"""

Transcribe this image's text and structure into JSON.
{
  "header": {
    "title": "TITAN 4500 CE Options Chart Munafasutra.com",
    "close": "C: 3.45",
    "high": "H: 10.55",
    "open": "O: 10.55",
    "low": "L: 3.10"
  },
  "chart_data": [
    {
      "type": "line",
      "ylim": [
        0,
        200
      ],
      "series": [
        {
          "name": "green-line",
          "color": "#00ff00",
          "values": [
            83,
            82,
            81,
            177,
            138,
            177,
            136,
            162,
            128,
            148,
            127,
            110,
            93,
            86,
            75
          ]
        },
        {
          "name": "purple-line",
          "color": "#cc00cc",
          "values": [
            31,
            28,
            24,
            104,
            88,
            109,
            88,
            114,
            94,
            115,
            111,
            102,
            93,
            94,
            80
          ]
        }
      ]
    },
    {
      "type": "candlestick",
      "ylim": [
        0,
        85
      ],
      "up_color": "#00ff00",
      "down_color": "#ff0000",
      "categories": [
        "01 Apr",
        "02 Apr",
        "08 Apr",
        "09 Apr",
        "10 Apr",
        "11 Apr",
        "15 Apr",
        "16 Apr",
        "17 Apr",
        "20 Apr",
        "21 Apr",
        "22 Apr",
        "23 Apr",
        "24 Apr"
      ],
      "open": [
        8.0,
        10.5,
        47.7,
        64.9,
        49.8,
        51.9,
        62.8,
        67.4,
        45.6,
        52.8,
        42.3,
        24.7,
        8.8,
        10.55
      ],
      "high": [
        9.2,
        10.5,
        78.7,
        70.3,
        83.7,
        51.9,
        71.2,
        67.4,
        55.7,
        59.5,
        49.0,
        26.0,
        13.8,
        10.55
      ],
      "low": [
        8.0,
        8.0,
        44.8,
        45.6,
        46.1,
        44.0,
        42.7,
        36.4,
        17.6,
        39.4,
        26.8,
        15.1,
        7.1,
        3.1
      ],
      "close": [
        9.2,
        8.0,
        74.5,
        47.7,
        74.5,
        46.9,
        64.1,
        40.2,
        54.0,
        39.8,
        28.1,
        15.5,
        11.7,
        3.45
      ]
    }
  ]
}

"""

What is being asked. Each line must be given again exactly as written above.

Written response.
Transcribe this image's text and structure into JSON.
{
  "header": {
    "title": "TITAN 4500 CE Options Chart Munafasutra.com",
    "close": "C: 3.45",
    "high": "H: 10.55",
    "open": "O: 10.55",
    "low": "L: 3.10"
  },
  "chart_data": [
    {
      "type": "line",
      "ylim": [
        0,
        200
      ],
      "series": [
        {
          "name": "green-line",
          "color": "#00ff00",
          "values": [
            83,
            82,
            81,
            177,
            138,
            177,
            136,
            162,
            128,
            148,
            127,
            110,
            93,
            86,
            75
          ]
        },
        {
          "name": "purple-line",
          "color": "#cc00cc",
          "values": [
            31,
            28,
            24,
            104,
            88,
            109,
            88,
            114,
            94,
            115,
            111,
            102,
            93,
            94,
            80
          ]
        }
      ]
    },
    {
      "type": "candlestick",
      "ylim": [
        0,
        85
      ],
      "up_color": "#00ff00",
      "down_color": "#ff0000",
      "categories": [
        "01 Apr",
        "02 Apr",
        "08 Apr",
        "09 Apr",
        "10 Apr",
        "11 Apr",
        "15 Apr",
        "16 Apr",
        "17 Apr",
        "20 Apr",
        "21 Apr",
        "22 Apr",
        "23 Apr",
        "24 Apr"
      ],
      "open": [
        8.0,
        10.5,
        47.7,
        64.9,
        49.8,
        51.9,
        62.8,
        67.4,
        45.6,
        52.8,
        42.3,
        24.7,
        8.8,
        10.55
      ],
      "high": [
        9.2,
        10.5,
        78.7,
        70.3,
        83.7,
        51.9,
        71.2,
        67.4,
        55.7,
        59.5,
        49.0,
        26.0,
        13.8,
        10.55
      ],
      "low": [
        8.0,
        8.0,
        44.8,
        45.6,
        46.1,
        44.0,
        42.7,
        36.4,
        17.6,
        39.4,
        26.8,
        15.1,
        7.1,
        3.1
      ],
      "close": [
        9.2,
        8.0,
        74.5,
        47.7,
        74.5,
        46.9,
        64.1,
        40.2,
        54.0,
        39.8,
        28.1,
        15.5,
        11.7,
        3.45
      ]
    }
  ]
}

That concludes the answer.